(Dataset records)
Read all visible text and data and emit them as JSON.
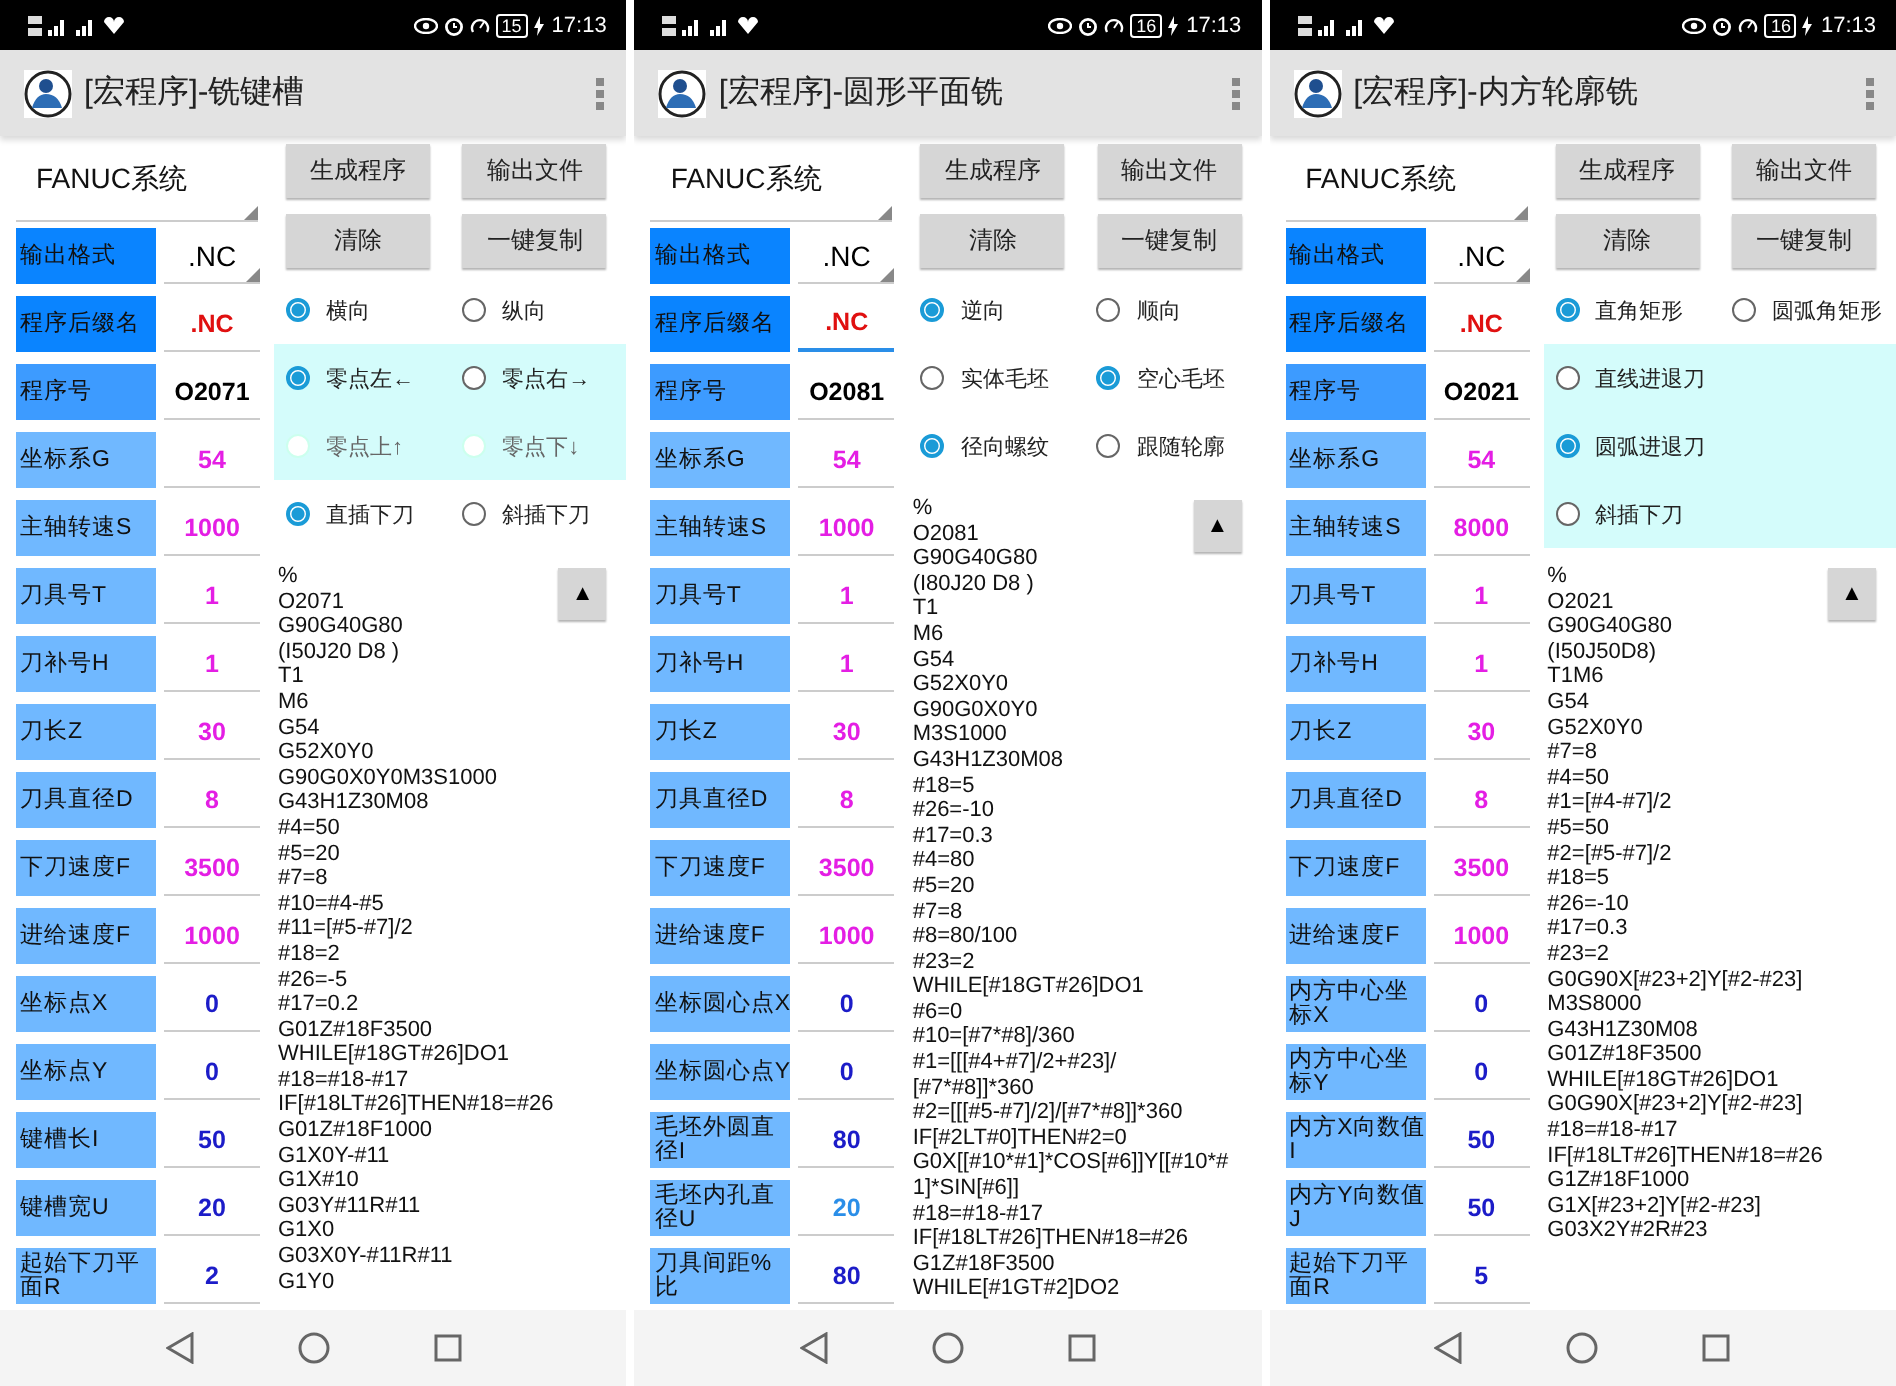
{
  "phones": [
    {
      "status_bar": {
        "battery": "15",
        "time": "17:13"
      },
      "title": "[宏程序]-铣键槽",
      "system": "FANUC系统",
      "buttons": [
        "生成程序",
        "输出文件",
        "清除",
        "一键复制"
      ],
      "params": [
        {
          "label": "输出格式",
          "value": ".NC",
          "kind": "dropdown",
          "color": "#000000",
          "focused": false
        },
        {
          "label": "程序后缀名",
          "value": ".NC",
          "kind": "text",
          "color": "#e01010",
          "focused": false
        },
        {
          "label": "程序号",
          "value": "O2071",
          "kind": "text",
          "color": "#000000",
          "focused": false
        },
        {
          "label": "坐标系G",
          "value": "54",
          "kind": "text",
          "color": "#e41ee4",
          "focused": false
        },
        {
          "label": "主轴转速S",
          "value": "1000",
          "kind": "text",
          "color": "#e41ee4",
          "focused": false
        },
        {
          "label": "刀具号T",
          "value": "1",
          "kind": "text",
          "color": "#e41ee4",
          "focused": false
        },
        {
          "label": "刀补号H",
          "value": "1",
          "kind": "text",
          "color": "#e41ee4",
          "focused": false
        },
        {
          "label": "刀长Z",
          "value": "30",
          "kind": "text",
          "color": "#e41ee4",
          "focused": false
        },
        {
          "label": "刀具直径D",
          "value": "8",
          "kind": "text",
          "color": "#e41ee4",
          "focused": false
        },
        {
          "label": "下刀速度F",
          "value": "3500",
          "kind": "text",
          "color": "#e41ee4",
          "focused": false
        },
        {
          "label": "进给速度F",
          "value": "1000",
          "kind": "text",
          "color": "#e41ee4",
          "focused": false
        },
        {
          "label": "坐标点X",
          "value": "0",
          "kind": "text",
          "color": "#1c1cc8",
          "focused": false
        },
        {
          "label": "坐标点Y",
          "value": "0",
          "kind": "text",
          "color": "#1c1cc8",
          "focused": false
        },
        {
          "label": "键槽长I",
          "value": "50",
          "kind": "text",
          "color": "#1c1cc8",
          "focused": false
        },
        {
          "label": "键槽宽U",
          "value": "20",
          "kind": "text",
          "color": "#1c1cc8",
          "focused": false
        },
        {
          "label": "起始下刀平面R",
          "value": "2",
          "kind": "text",
          "color": "#1c1cc8",
          "focused": false
        }
      ],
      "radio_groups": [
        {
          "highlighted": false,
          "options": [
            {
              "label": "横向",
              "selected": true,
              "disabled": false
            },
            {
              "label": "纵向",
              "selected": false,
              "disabled": false
            }
          ]
        },
        {
          "highlighted": true,
          "options": [
            {
              "label": "零点左←",
              "selected": true,
              "disabled": false
            },
            {
              "label": "零点右→",
              "selected": false,
              "disabled": false
            },
            {
              "label": "零点上↑",
              "selected": false,
              "disabled": true
            },
            {
              "label": "零点下↓",
              "selected": false,
              "disabled": true
            }
          ]
        },
        {
          "highlighted": false,
          "options": [
            {
              "label": "直插下刀",
              "selected": true,
              "disabled": false
            },
            {
              "label": "斜插下刀",
              "selected": false,
              "disabled": false
            }
          ]
        }
      ],
      "scroll_up": "▲",
      "code": [
        "%",
        "O2071",
        "G90G40G80",
        "(I50J20 D8 )",
        "T1",
        "M6",
        "G54",
        "G52X0Y0",
        "G90G0X0Y0M3S1000",
        "G43H1Z30M08",
        "#4=50",
        "#5=20",
        "#7=8",
        "#10=#4-#5",
        "#11=[#5-#7]/2",
        "#18=2",
        "#26=-5",
        "#17=0.2",
        "G01Z#18F3500",
        "WHILE[#18GT#26]DO1",
        "#18=#18-#17",
        "IF[#18LT#26]THEN#18=#26",
        "G01Z#18F1000",
        "G1X0Y-#11",
        "G1X#10",
        "G03Y#11R#11",
        "G1X0",
        "G03X0Y-#11R#11",
        "G1Y0"
      ]
    },
    {
      "status_bar": {
        "battery": "16",
        "time": "17:13"
      },
      "title": "[宏程序]-圆形平面铣",
      "system": "FANUC系统",
      "buttons": [
        "生成程序",
        "输出文件",
        "清除",
        "一键复制"
      ],
      "params": [
        {
          "label": "输出格式",
          "value": ".NC",
          "kind": "dropdown",
          "color": "#000000",
          "focused": false
        },
        {
          "label": "程序后缀名",
          "value": ".NC",
          "kind": "text",
          "color": "#e01010",
          "focused": true
        },
        {
          "label": "程序号",
          "value": "O2081",
          "kind": "text",
          "color": "#000000",
          "focused": false
        },
        {
          "label": "坐标系G",
          "value": "54",
          "kind": "text",
          "color": "#e41ee4",
          "focused": false
        },
        {
          "label": "主轴转速S",
          "value": "1000",
          "kind": "text",
          "color": "#e41ee4",
          "focused": false
        },
        {
          "label": "刀具号T",
          "value": "1",
          "kind": "text",
          "color": "#e41ee4",
          "focused": false
        },
        {
          "label": "刀补号H",
          "value": "1",
          "kind": "text",
          "color": "#e41ee4",
          "focused": false
        },
        {
          "label": "刀长Z",
          "value": "30",
          "kind": "text",
          "color": "#e41ee4",
          "focused": false
        },
        {
          "label": "刀具直径D",
          "value": "8",
          "kind": "text",
          "color": "#e41ee4",
          "focused": false
        },
        {
          "label": "下刀速度F",
          "value": "3500",
          "kind": "text",
          "color": "#e41ee4",
          "focused": false
        },
        {
          "label": "进给速度F",
          "value": "1000",
          "kind": "text",
          "color": "#e41ee4",
          "focused": false
        },
        {
          "label": "坐标圆心点X",
          "value": "0",
          "kind": "text",
          "color": "#1c1cc8",
          "focused": false
        },
        {
          "label": "坐标圆心点Y",
          "value": "0",
          "kind": "text",
          "color": "#1c1cc8",
          "focused": false
        },
        {
          "label": "毛坯外圆直径I",
          "value": "80",
          "kind": "text",
          "color": "#1c1cc8",
          "focused": false
        },
        {
          "label": "毛坯内孔直径U",
          "value": "20",
          "kind": "text",
          "color": "#2a8ee8",
          "focused": false
        },
        {
          "label": "刀具间距%比",
          "value": "80",
          "kind": "text",
          "color": "#1c1cc8",
          "focused": false
        }
      ],
      "radio_groups": [
        {
          "highlighted": false,
          "options": [
            {
              "label": "逆向",
              "selected": true,
              "disabled": false
            },
            {
              "label": "顺向",
              "selected": false,
              "disabled": false
            }
          ]
        },
        {
          "highlighted": false,
          "options": [
            {
              "label": "实体毛坯",
              "selected": false,
              "disabled": false
            },
            {
              "label": "空心毛坯",
              "selected": true,
              "disabled": false
            }
          ]
        },
        {
          "highlighted": false,
          "options": [
            {
              "label": "径向螺纹",
              "selected": true,
              "disabled": false
            },
            {
              "label": "跟随轮廓",
              "selected": false,
              "disabled": false
            }
          ]
        }
      ],
      "scroll_up": "▲",
      "code": [
        "%",
        "O2081",
        "G90G40G80",
        "(I80J20 D8 )",
        "T1",
        "M6",
        "G54",
        "G52X0Y0",
        "G90G0X0Y0",
        "M3S1000",
        "G43H1Z30M08",
        "#18=5",
        "#26=-10",
        "#17=0.3",
        "#4=80",
        "#5=20",
        "#7=8",
        "#8=80/100",
        "#23=2",
        "WHILE[#18GT#26]DO1",
        "#6=0",
        "#10=[#7*#8]/360",
        "#1=[[[#4+#7]/2+#23]/",
        "[#7*#8]]*360",
        "#2=[[[#5-#7]/2]/[#7*#8]]*360",
        "IF[#2LT#0]THEN#2=0",
        "G0X[[#10*#1]*COS[#6]]Y[[#10*#",
        "1]*SIN[#6]]",
        "#18=#18-#17",
        "IF[#18LT#26]THEN#18=#26",
        "G1Z#18F3500",
        "WHILE[#1GT#2]DO2"
      ]
    },
    {
      "status_bar": {
        "battery": "16",
        "time": "17:13"
      },
      "title": "[宏程序]-内方轮廓铣",
      "system": "FANUC系统",
      "buttons": [
        "生成程序",
        "输出文件",
        "清除",
        "一键复制"
      ],
      "params": [
        {
          "label": "输出格式",
          "value": ".NC",
          "kind": "dropdown",
          "color": "#000000",
          "focused": false
        },
        {
          "label": "程序后缀名",
          "value": ".NC",
          "kind": "text",
          "color": "#e01010",
          "focused": false
        },
        {
          "label": "程序号",
          "value": "O2021",
          "kind": "text",
          "color": "#000000",
          "focused": false
        },
        {
          "label": "坐标系G",
          "value": "54",
          "kind": "text",
          "color": "#e41ee4",
          "focused": false
        },
        {
          "label": "主轴转速S",
          "value": "8000",
          "kind": "text",
          "color": "#e41ee4",
          "focused": false
        },
        {
          "label": "刀具号T",
          "value": "1",
          "kind": "text",
          "color": "#e41ee4",
          "focused": false
        },
        {
          "label": "刀补号H",
          "value": "1",
          "kind": "text",
          "color": "#e41ee4",
          "focused": false
        },
        {
          "label": "刀长Z",
          "value": "30",
          "kind": "text",
          "color": "#e41ee4",
          "focused": false
        },
        {
          "label": "刀具直径D",
          "value": "8",
          "kind": "text",
          "color": "#e41ee4",
          "focused": false
        },
        {
          "label": "下刀速度F",
          "value": "3500",
          "kind": "text",
          "color": "#e41ee4",
          "focused": false
        },
        {
          "label": "进给速度F",
          "value": "1000",
          "kind": "text",
          "color": "#e41ee4",
          "focused": false
        },
        {
          "label": "内方中心坐标X",
          "value": "0",
          "kind": "text",
          "color": "#1c1cc8",
          "focused": false
        },
        {
          "label": "内方中心坐标Y",
          "value": "0",
          "kind": "text",
          "color": "#1c1cc8",
          "focused": false
        },
        {
          "label": "内方X向数值I",
          "value": "50",
          "kind": "text",
          "color": "#1c1cc8",
          "focused": false
        },
        {
          "label": "内方Y向数值J",
          "value": "50",
          "kind": "text",
          "color": "#1c1cc8",
          "focused": false
        },
        {
          "label": "起始下刀平面R",
          "value": "5",
          "kind": "text",
          "color": "#1c1cc8",
          "focused": false
        }
      ],
      "radio_groups": [
        {
          "highlighted": false,
          "options": [
            {
              "label": "直角矩形",
              "selected": true,
              "disabled": false
            },
            {
              "label": "圆弧角矩形",
              "selected": false,
              "disabled": false
            }
          ]
        },
        {
          "highlighted": true,
          "options": [
            {
              "label": "直线进退刀",
              "selected": false,
              "disabled": false
            },
            {
              "label": "圆弧进退刀",
              "selected": true,
              "disabled": false
            },
            {
              "label": "斜插下刀",
              "selected": false,
              "disabled": false
            }
          ]
        }
      ],
      "scroll_up": "▲",
      "code": [
        "%",
        "O2021",
        "G90G40G80",
        "(I50J50D8)",
        "T1M6",
        "G54",
        "G52X0Y0",
        "#7=8",
        "#4=50",
        "#1=[#4-#7]/2",
        "#5=50",
        "#2=[#5-#7]/2",
        "#18=5",
        "#26=-10",
        "#17=0.3",
        "#23=2",
        "G0G90X[#23+2]Y[#2-#23]",
        "M3S8000",
        "G43H1Z30M08",
        "G01Z#18F3500",
        "WHILE[#18GT#26]DO1",
        "G0G90X[#23+2]Y[#2-#23]",
        "#18=#18-#17",
        "IF[#18LT#26]THEN#18=#26",
        "G1Z#18F1000",
        "G1X[#23+2]Y[#2-#23]",
        "G03X2Y#2R#23"
      ]
    }
  ]
}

(SET EXERCISE):
Search the entries for "title" and copy out each line that has it.

(ANSWER BELOW):
      "title": "[宏程序]-铣键槽",
      "title": "[宏程序]-圆形平面铣",
      "title": "[宏程序]-内方轮廓铣",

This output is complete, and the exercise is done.